# EXERCISE GOAL:
Print every one of the lines below without changing any character or the order in which they appear.
+++
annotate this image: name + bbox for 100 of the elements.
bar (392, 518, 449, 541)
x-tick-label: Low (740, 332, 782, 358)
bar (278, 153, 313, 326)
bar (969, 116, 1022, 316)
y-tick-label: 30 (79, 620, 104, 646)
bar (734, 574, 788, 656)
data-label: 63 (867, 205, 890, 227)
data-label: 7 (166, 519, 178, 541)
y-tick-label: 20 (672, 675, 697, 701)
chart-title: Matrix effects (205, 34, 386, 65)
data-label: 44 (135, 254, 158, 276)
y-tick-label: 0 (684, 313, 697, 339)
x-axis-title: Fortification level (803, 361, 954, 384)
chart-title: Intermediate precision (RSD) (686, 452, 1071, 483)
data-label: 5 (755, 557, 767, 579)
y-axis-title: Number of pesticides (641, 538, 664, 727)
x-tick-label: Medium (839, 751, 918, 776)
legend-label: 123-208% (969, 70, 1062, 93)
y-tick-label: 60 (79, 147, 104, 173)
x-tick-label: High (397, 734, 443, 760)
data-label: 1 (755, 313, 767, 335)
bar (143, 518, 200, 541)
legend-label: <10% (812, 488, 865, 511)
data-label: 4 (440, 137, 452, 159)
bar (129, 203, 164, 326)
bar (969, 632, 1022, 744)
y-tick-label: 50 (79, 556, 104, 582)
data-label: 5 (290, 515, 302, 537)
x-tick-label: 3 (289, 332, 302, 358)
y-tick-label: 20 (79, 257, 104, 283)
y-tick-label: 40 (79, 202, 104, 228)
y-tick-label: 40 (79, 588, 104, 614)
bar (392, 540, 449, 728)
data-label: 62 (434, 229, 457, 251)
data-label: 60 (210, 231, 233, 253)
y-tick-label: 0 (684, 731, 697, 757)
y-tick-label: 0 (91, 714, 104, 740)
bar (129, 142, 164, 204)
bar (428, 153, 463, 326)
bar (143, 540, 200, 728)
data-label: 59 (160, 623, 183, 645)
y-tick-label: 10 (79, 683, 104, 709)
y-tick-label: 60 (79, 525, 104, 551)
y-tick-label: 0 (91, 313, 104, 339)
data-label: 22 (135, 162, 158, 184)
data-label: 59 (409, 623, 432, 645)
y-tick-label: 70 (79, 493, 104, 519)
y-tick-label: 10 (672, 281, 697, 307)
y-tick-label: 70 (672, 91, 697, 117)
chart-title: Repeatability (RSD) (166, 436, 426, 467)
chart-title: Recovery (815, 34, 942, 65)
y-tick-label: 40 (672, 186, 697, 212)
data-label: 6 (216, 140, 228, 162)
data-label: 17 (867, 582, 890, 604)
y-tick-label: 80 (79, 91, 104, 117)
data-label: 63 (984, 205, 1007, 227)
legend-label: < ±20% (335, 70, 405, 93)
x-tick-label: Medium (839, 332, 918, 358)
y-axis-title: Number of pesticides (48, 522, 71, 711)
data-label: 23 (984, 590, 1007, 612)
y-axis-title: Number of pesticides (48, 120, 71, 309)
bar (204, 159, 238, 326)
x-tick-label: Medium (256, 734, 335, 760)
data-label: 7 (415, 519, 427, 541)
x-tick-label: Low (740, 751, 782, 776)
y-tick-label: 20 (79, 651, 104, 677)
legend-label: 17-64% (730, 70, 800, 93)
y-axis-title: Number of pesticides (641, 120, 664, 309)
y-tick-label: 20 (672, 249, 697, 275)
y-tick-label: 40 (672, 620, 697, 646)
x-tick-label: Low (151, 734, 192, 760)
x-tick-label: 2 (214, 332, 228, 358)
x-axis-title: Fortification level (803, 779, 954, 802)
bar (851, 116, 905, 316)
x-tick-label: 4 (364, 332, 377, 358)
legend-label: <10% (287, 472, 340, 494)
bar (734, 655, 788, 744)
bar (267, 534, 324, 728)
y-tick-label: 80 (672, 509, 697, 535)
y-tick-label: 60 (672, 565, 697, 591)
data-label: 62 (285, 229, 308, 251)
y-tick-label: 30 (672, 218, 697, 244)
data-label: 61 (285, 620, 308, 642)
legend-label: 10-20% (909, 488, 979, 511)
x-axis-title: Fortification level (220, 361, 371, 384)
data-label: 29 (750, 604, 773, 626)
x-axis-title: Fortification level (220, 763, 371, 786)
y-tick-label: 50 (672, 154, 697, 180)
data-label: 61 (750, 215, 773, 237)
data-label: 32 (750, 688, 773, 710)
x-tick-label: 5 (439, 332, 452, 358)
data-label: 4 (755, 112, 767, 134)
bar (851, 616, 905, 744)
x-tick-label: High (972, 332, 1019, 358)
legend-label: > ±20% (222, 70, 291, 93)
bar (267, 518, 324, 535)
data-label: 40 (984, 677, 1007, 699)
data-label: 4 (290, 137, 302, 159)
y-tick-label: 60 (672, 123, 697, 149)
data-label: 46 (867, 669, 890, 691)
+++
# RESULT OF THE TASK:
annotate this image: name + bbox for 100 of the elements.
bar (392, 518, 449, 541)
x-tick-label: Low (740, 332, 782, 358)
bar (278, 153, 313, 326)
bar (969, 116, 1022, 316)
y-tick-label: 30 (79, 620, 104, 646)
bar (734, 574, 788, 656)
data-label: 63 (867, 205, 890, 227)
data-label: 7 (166, 519, 178, 541)
y-tick-label: 20 (672, 675, 697, 701)
chart-title: Matrix effects (205, 34, 386, 65)
data-label: 44 (135, 254, 158, 276)
y-tick-label: 0 (684, 313, 697, 339)
x-axis-title: Fortification level (803, 361, 954, 384)
chart-title: Intermediate precision (RSD) (686, 452, 1071, 483)
data-label: 5 (755, 557, 767, 579)
y-axis-title: Number of pesticides (641, 538, 664, 727)
x-tick-label: Medium (839, 751, 918, 776)
legend-label: 123-208% (969, 70, 1062, 93)
y-tick-label: 60 (79, 147, 104, 173)
x-tick-label: High (397, 734, 443, 760)
data-label: 1 (755, 313, 767, 335)
bar (143, 518, 200, 541)
legend-label: <10% (812, 488, 865, 511)
data-label: 4 (440, 137, 452, 159)
bar (129, 203, 164, 326)
bar (969, 632, 1022, 744)
y-tick-label: 50 (79, 556, 104, 582)
data-label: 5 (290, 515, 302, 537)
x-tick-label: 3 (289, 332, 302, 358)
y-tick-label: 20 (79, 257, 104, 283)
y-tick-label: 40 (79, 202, 104, 228)
y-tick-label: 40 (79, 588, 104, 614)
bar (392, 540, 449, 728)
data-label: 62 (434, 229, 457, 251)
data-label: 60 (210, 231, 233, 253)
y-tick-label: 0 (684, 731, 697, 757)
y-tick-label: 0 (91, 714, 104, 740)
bar (129, 142, 164, 204)
bar (428, 153, 463, 326)
bar (143, 540, 200, 728)
data-label: 59 (160, 623, 183, 645)
y-tick-label: 10 (79, 683, 104, 709)
y-tick-label: 60 (79, 525, 104, 551)
y-tick-label: 0 (91, 313, 104, 339)
data-label: 22 (135, 162, 158, 184)
data-label: 59 (409, 623, 432, 645)
y-tick-label: 70 (79, 493, 104, 519)
y-tick-label: 10 (672, 281, 697, 307)
y-tick-label: 70 (672, 91, 697, 117)
chart-title: Repeatability (RSD) (166, 436, 426, 467)
chart-title: Recovery (815, 34, 942, 65)
y-tick-label: 40 (672, 186, 697, 212)
data-label: 6 (216, 140, 228, 162)
data-label: 17 (867, 582, 890, 604)
y-tick-label: 80 (79, 91, 104, 117)
data-label: 63 (984, 205, 1007, 227)
legend-label: < ±20% (335, 70, 405, 93)
x-tick-label: Medium (839, 332, 918, 358)
y-axis-title: Number of pesticides (48, 522, 71, 711)
data-label: 23 (984, 590, 1007, 612)
y-axis-title: Number of pesticides (48, 120, 71, 309)
bar (204, 159, 238, 326)
x-tick-label: Medium (256, 734, 335, 760)
data-label: 7 (415, 519, 427, 541)
x-tick-label: Low (740, 751, 782, 776)
y-tick-label: 20 (79, 651, 104, 677)
legend-label: 17-64% (730, 70, 800, 93)
y-axis-title: Number of pesticides (641, 120, 664, 309)
y-tick-label: 20 (672, 249, 697, 275)
y-tick-label: 40 (672, 620, 697, 646)
x-tick-label: Low (151, 734, 192, 760)
x-tick-label: 2 (214, 332, 228, 358)
x-axis-title: Fortification level (803, 779, 954, 802)
bar (851, 116, 905, 316)
x-tick-label: 4 (364, 332, 377, 358)
legend-label: <10% (287, 472, 340, 494)
bar (734, 655, 788, 744)
bar (267, 534, 324, 728)
y-tick-label: 80 (672, 509, 697, 535)
y-tick-label: 60 (672, 565, 697, 591)
data-label: 62 (285, 229, 308, 251)
y-tick-label: 30 (672, 218, 697, 244)
data-label: 61 (285, 620, 308, 642)
legend-label: 10-20% (909, 488, 979, 511)
x-axis-title: Fortification level (220, 361, 371, 384)
data-label: 29 (750, 604, 773, 626)
x-axis-title: Fortification level (220, 763, 371, 786)
y-tick-label: 50 (672, 154, 697, 180)
data-label: 61 (750, 215, 773, 237)
data-label: 32 (750, 688, 773, 710)
x-tick-label: 5 (439, 332, 452, 358)
data-label: 4 (755, 112, 767, 134)
bar (851, 616, 905, 744)
x-tick-label: High (972, 332, 1019, 358)
legend-label: > ±20% (222, 70, 291, 93)
bar (267, 518, 324, 535)
data-label: 40 (984, 677, 1007, 699)
data-label: 4 (290, 137, 302, 159)
y-tick-label: 60 (672, 123, 697, 149)
data-label: 46 (867, 669, 890, 691)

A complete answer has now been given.